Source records
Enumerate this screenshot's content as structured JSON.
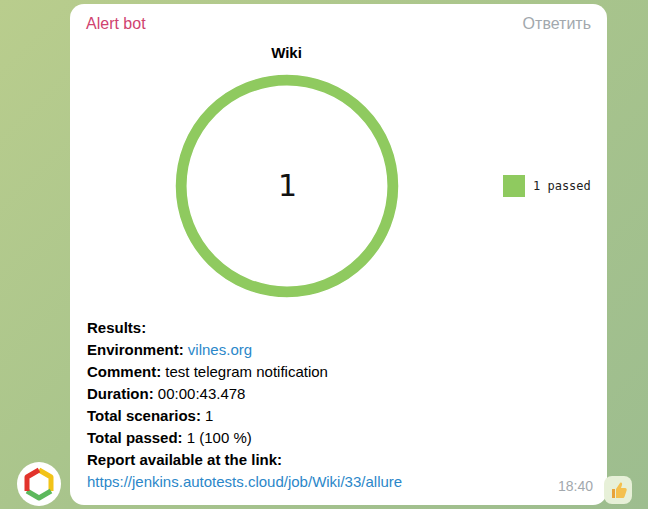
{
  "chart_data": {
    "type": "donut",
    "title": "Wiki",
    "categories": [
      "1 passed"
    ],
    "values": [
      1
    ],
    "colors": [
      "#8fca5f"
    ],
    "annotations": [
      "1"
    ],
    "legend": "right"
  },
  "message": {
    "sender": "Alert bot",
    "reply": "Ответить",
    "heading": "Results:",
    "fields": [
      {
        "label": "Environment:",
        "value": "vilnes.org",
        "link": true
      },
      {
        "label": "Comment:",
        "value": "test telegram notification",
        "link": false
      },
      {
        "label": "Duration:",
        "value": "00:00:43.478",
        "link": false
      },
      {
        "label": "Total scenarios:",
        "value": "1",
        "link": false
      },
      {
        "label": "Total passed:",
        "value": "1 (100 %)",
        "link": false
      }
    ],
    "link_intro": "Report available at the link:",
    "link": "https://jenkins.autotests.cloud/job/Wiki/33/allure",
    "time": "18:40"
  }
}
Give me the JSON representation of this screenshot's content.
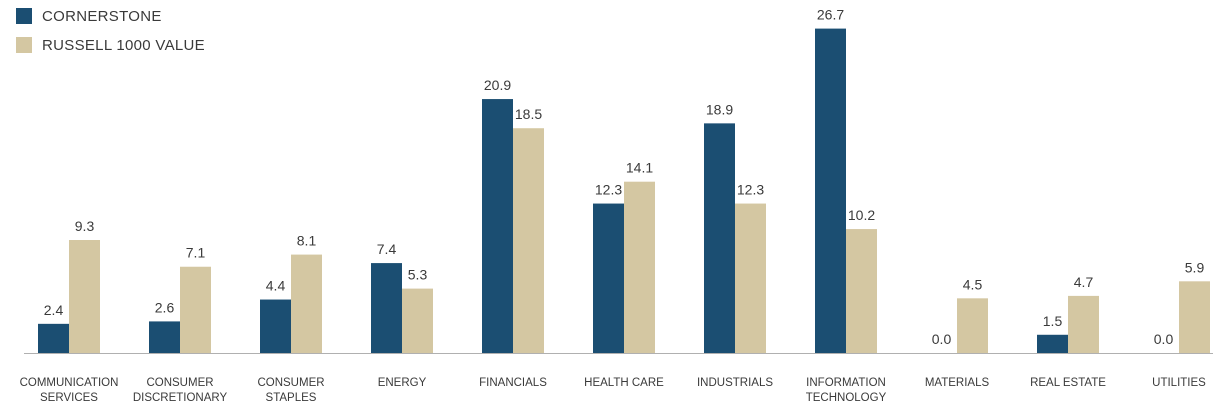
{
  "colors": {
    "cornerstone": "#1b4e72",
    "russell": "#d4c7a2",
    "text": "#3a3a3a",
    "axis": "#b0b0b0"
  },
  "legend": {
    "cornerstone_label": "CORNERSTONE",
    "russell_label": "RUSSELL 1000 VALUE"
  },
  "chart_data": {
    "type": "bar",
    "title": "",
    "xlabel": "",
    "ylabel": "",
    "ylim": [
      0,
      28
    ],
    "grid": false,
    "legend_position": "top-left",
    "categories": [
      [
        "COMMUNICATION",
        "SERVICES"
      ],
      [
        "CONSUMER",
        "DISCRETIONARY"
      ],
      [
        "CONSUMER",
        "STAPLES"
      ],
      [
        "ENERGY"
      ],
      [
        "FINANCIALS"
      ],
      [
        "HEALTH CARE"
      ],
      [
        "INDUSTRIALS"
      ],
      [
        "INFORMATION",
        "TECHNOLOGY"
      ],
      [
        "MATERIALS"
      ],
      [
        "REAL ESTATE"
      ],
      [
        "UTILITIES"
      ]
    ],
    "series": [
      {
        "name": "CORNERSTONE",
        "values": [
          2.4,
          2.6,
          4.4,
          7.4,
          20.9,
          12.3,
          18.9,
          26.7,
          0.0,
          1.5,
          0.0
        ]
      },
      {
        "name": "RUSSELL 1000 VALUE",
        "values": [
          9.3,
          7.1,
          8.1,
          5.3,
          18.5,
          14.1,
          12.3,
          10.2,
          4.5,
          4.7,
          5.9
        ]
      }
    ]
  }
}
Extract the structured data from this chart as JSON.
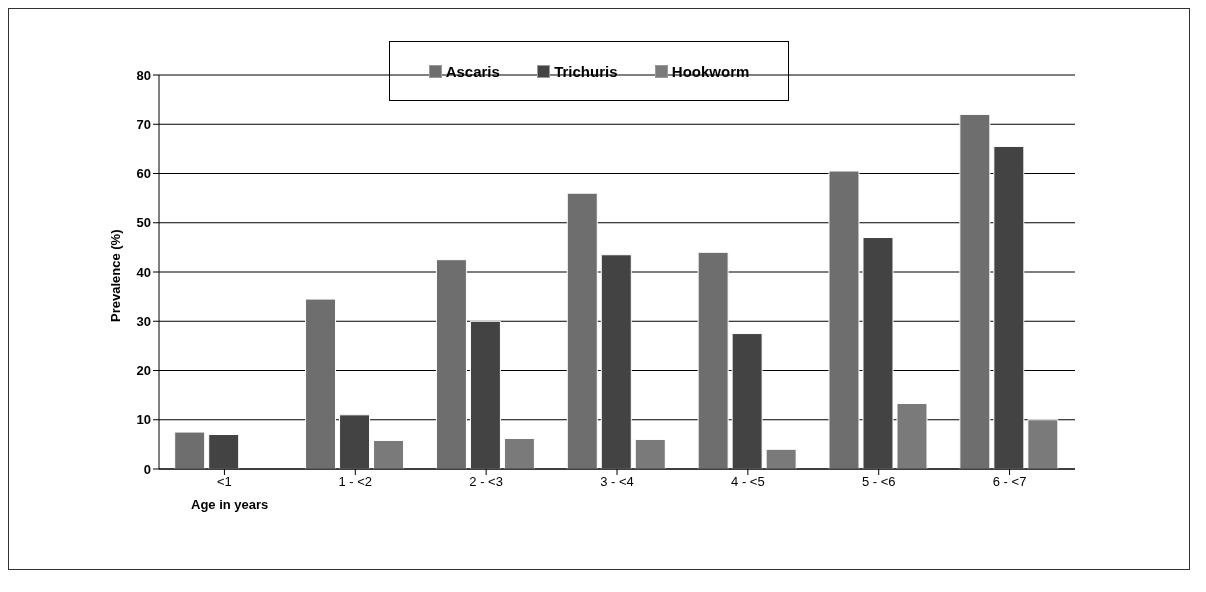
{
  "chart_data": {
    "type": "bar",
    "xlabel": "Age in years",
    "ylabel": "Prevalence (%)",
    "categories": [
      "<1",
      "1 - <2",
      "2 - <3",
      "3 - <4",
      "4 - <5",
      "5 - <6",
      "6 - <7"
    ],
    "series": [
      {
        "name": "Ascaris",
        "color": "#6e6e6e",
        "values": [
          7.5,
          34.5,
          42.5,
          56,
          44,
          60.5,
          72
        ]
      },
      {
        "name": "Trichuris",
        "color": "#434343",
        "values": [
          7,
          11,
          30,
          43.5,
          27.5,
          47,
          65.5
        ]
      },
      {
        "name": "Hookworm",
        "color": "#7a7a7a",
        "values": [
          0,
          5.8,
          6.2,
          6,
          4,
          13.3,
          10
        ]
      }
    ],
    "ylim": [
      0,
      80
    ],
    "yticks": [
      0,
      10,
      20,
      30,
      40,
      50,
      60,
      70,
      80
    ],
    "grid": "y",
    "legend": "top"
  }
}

● WHAT IS REQUIRED
Restate the whole of the material word for word without the pictures.

● EXPECTED ANSWER
Enumerate this screenshot's content as structured JSON.
{
  "chart_data": {
    "type": "donut",
    "title": "Wiki",
    "categories": [
      "1 passed"
    ],
    "values": [
      1
    ],
    "colors": [
      "#8fca5f"
    ],
    "annotations": [
      "1"
    ],
    "legend": "right"
  },
  "message": {
    "sender": "Alert bot",
    "reply": "Ответить",
    "heading": "Results:",
    "fields": [
      {
        "label": "Environment:",
        "value": "vilnes.org",
        "link": true
      },
      {
        "label": "Comment:",
        "value": "test telegram notification",
        "link": false
      },
      {
        "label": "Duration:",
        "value": "00:00:43.478",
        "link": false
      },
      {
        "label": "Total scenarios:",
        "value": "1",
        "link": false
      },
      {
        "label": "Total passed:",
        "value": "1 (100 %)",
        "link": false
      }
    ],
    "link_intro": "Report available at the link:",
    "link": "https://jenkins.autotests.cloud/job/Wiki/33/allure",
    "time": "18:40"
  }
}
Give me the JSON representation of this screenshot's content.
{
  "colors": {
    "cornerstone": "#1b4e72",
    "russell": "#d4c7a2",
    "text": "#3a3a3a",
    "axis": "#b0b0b0"
  },
  "legend": {
    "cornerstone_label": "CORNERSTONE",
    "russell_label": "RUSSELL 1000 VALUE"
  },
  "chart_data": {
    "type": "bar",
    "title": "",
    "xlabel": "",
    "ylabel": "",
    "ylim": [
      0,
      28
    ],
    "grid": false,
    "legend_position": "top-left",
    "categories": [
      [
        "COMMUNICATION",
        "SERVICES"
      ],
      [
        "CONSUMER",
        "DISCRETIONARY"
      ],
      [
        "CONSUMER",
        "STAPLES"
      ],
      [
        "ENERGY"
      ],
      [
        "FINANCIALS"
      ],
      [
        "HEALTH CARE"
      ],
      [
        "INDUSTRIALS"
      ],
      [
        "INFORMATION",
        "TECHNOLOGY"
      ],
      [
        "MATERIALS"
      ],
      [
        "REAL ESTATE"
      ],
      [
        "UTILITIES"
      ]
    ],
    "series": [
      {
        "name": "CORNERSTONE",
        "values": [
          2.4,
          2.6,
          4.4,
          7.4,
          20.9,
          12.3,
          18.9,
          26.7,
          0.0,
          1.5,
          0.0
        ]
      },
      {
        "name": "RUSSELL 1000 VALUE",
        "values": [
          9.3,
          7.1,
          8.1,
          5.3,
          18.5,
          14.1,
          12.3,
          10.2,
          4.5,
          4.7,
          5.9
        ]
      }
    ]
  }
}
Extract the structured data from this chart as JSON.
{
  "chart_data": {
    "type": "bar",
    "xlabel": "Age in years",
    "ylabel": "Prevalence (%)",
    "categories": [
      "<1",
      "1 - <2",
      "2 - <3",
      "3 - <4",
      "4 - <5",
      "5 - <6",
      "6 - <7"
    ],
    "series": [
      {
        "name": "Ascaris",
        "color": "#6e6e6e",
        "values": [
          7.5,
          34.5,
          42.5,
          56,
          44,
          60.5,
          72
        ]
      },
      {
        "name": "Trichuris",
        "color": "#434343",
        "values": [
          7,
          11,
          30,
          43.5,
          27.5,
          47,
          65.5
        ]
      },
      {
        "name": "Hookworm",
        "color": "#7a7a7a",
        "values": [
          0,
          5.8,
          6.2,
          6,
          4,
          13.3,
          10
        ]
      }
    ],
    "ylim": [
      0,
      80
    ],
    "yticks": [
      0,
      10,
      20,
      30,
      40,
      50,
      60,
      70,
      80
    ],
    "grid": "y",
    "legend": "top"
  }
}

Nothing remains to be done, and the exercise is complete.